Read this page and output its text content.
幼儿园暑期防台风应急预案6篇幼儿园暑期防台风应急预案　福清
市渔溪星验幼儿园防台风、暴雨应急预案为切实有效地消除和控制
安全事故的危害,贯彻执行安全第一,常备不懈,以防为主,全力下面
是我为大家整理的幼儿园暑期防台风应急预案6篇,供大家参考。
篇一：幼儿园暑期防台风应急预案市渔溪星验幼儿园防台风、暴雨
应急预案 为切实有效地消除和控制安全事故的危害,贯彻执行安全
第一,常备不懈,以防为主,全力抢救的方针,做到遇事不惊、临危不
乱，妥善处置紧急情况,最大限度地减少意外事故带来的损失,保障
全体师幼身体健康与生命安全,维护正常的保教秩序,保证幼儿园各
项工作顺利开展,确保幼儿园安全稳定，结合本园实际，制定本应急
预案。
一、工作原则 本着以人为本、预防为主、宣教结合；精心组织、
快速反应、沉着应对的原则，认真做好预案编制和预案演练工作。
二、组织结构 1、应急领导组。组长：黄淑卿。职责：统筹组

What is needed → All of the data must be returned exactly.

Exercise response →
Read this page and output its text content.
幼儿园暑期防台风应急预案6篇幼儿园暑期防台风应急预案　福清
市渔溪星验幼儿园防台风、暴雨应急预案为切实有效地消除和控制
安全事故的危害,贯彻执行安全第一,常备不懈,以防为主,全力下面
是我为大家整理的幼儿园暑期防台风应急预案6篇,供大家参考。
篇一：幼儿园暑期防台风应急预案市渔溪星验幼儿园防台风、暴雨
应急预案 为切实有效地消除和控制安全事故的危害,贯彻执行安全
第一,常备不懈,以防为主,全力抢救的方针,做到遇事不惊、临危不
乱，妥善处置紧急情况,最大限度地减少意外事故带来的损失,保障
全体师幼身体健康与生命安全,维护正常的保教秩序,保证幼儿园各
项工作顺利开展,确保幼儿园安全稳定，结合本园实际，制定本应急
预案。
一、工作原则 本着以人为本、预防为主、宣教结合；精心组织、
快速反应、沉着应对的原则，认真做好预案编制和预案演练工作。
二、组织结构 1、应急领导组。组长：黄淑卿。职责：统筹组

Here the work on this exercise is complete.